I am doing some benchmarks with an optimized Java NIO selector on Linux over loopback (127.0.0.1).

My test is very simple:

  • One program sends an UDP packet to another program that echoes it back to the sender and the round trip time is computed. The next packet is only sent when the previous one is acked (when it returns). A proper warm up with a couple of millions messages is conducted before the benchmark is performed. The message has 13-bytes (not counting UDP headers).

For the round trip time I get the following results:

  • Min time: 13 micros
  • Avg time: 19 micros
  • 75% percentile: 18,567 nanos
  • 90% percentile: 18,789 nanos
  • 99% percentile: 19,184 nanos
  • 99.9% percentile: 19,264 nanos
  • 99.99% percentile: 19,310 nanos
  • 99.999% percentile: 19,322 nanos

But the catch here is that I am spinning 1 million messages.

If I spin only 10 messages I get very different results:

  • Min time: 41 micros
  • Avg time: 160 micros
  • 75% percentile: 150,701 nanos
  • 90% percentile: 155,274 nanos
  • 99% percentile: 159,995 nanos
  • 99.9% percentile: 159,995 nanos
  • 99.99% percentile: 159,995 nanos
  • 99.999% percentile: 159,995 nanos

Correct me if I am wrong, but I suspect that once we get the NIO selector spinning the response times become optimum. However if we are sending messages with a large enough interval between them, we pay the price of waking up the selector.

◆ Information provided ◆
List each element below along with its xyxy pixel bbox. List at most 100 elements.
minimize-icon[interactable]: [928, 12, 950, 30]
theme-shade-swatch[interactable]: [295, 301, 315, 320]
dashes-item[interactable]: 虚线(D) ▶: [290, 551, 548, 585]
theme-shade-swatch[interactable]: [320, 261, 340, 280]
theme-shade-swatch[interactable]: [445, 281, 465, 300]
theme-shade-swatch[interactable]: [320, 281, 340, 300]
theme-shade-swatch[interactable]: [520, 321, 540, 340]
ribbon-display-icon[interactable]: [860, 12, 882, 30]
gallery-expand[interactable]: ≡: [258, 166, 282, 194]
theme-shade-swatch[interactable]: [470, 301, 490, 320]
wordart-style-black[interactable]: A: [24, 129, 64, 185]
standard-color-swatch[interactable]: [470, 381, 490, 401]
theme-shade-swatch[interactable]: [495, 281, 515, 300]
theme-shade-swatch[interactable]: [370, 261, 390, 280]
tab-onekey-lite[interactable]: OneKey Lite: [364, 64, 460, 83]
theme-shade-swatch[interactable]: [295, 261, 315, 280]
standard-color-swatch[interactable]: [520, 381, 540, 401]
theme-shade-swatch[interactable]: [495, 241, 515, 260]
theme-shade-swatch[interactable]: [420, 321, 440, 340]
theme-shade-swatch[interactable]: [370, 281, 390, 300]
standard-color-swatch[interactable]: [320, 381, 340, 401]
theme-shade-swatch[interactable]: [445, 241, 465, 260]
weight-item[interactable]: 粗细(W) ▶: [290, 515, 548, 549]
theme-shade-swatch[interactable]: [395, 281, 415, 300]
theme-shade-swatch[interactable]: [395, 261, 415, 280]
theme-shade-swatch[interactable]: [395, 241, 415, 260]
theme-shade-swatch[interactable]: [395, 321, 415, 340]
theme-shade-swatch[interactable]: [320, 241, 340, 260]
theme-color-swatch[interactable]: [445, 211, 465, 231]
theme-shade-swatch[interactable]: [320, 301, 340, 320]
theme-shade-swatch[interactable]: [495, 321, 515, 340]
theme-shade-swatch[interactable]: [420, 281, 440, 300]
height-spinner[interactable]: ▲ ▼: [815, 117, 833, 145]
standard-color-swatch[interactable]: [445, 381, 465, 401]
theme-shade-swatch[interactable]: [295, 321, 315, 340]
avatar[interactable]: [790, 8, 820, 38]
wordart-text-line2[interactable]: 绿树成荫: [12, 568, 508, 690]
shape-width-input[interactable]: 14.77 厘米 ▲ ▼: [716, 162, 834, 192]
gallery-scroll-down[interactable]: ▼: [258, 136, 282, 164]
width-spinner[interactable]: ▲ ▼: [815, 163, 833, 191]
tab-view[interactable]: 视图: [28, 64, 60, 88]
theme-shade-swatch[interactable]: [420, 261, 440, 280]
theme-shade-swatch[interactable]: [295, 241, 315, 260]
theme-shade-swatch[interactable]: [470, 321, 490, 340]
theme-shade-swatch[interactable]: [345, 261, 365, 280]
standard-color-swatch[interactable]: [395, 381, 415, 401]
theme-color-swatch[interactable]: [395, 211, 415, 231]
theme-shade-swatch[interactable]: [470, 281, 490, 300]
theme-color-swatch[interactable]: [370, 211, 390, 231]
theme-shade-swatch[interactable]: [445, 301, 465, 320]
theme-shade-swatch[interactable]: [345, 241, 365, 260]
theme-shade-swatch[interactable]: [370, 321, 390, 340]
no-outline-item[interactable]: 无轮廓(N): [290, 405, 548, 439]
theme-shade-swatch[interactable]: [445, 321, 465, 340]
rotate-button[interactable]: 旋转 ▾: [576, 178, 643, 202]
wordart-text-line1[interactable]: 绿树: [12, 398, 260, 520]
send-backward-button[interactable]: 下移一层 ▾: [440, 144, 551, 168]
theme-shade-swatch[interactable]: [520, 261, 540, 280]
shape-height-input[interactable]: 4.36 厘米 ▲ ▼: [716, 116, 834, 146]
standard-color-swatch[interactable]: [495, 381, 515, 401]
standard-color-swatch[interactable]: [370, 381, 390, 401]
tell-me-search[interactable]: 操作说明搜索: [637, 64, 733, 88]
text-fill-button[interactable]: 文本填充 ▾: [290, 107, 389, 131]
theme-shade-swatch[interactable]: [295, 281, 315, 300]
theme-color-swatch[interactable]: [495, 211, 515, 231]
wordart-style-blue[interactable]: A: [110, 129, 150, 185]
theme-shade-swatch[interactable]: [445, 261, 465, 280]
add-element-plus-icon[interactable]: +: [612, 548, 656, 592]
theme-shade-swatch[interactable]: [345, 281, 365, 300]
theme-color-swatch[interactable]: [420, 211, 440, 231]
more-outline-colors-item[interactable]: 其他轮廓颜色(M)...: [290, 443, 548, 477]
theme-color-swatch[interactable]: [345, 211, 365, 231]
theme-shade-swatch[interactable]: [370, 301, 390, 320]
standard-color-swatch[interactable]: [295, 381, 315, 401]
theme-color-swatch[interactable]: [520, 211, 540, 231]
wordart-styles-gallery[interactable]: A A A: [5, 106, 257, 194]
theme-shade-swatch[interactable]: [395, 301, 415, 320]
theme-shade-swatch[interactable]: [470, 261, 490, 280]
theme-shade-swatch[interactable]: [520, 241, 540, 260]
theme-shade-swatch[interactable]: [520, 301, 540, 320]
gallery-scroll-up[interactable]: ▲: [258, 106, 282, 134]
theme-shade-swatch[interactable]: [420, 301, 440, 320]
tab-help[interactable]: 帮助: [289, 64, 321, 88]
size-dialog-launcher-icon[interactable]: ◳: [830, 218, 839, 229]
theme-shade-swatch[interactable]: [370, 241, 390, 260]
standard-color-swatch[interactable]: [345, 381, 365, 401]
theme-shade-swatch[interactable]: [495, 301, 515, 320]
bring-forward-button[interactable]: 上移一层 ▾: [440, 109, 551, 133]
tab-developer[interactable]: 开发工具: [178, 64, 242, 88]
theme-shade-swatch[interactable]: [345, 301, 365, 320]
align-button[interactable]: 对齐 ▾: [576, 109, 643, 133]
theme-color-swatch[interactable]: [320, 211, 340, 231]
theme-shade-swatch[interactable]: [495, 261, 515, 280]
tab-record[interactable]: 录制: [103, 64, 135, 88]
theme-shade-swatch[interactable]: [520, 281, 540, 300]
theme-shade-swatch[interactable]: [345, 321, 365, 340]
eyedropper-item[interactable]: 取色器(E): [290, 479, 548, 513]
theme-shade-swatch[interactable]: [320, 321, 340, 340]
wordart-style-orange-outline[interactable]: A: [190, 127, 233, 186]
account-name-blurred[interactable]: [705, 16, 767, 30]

◆ Written problem ◆
Please rewrite the stretch of the Java NIO benchmark post from "Correct me if" through "up the selector.", changing "response times" to "latencies". The data after the benchmark post is a separate set of material.

◆ In response ◆
Correct me if I am wrong, but I suspect that once we get the NIO selector spinning the latencies become optimum. However if we are sending messages with a large enough interval between them, we pay the price of waking up the selector.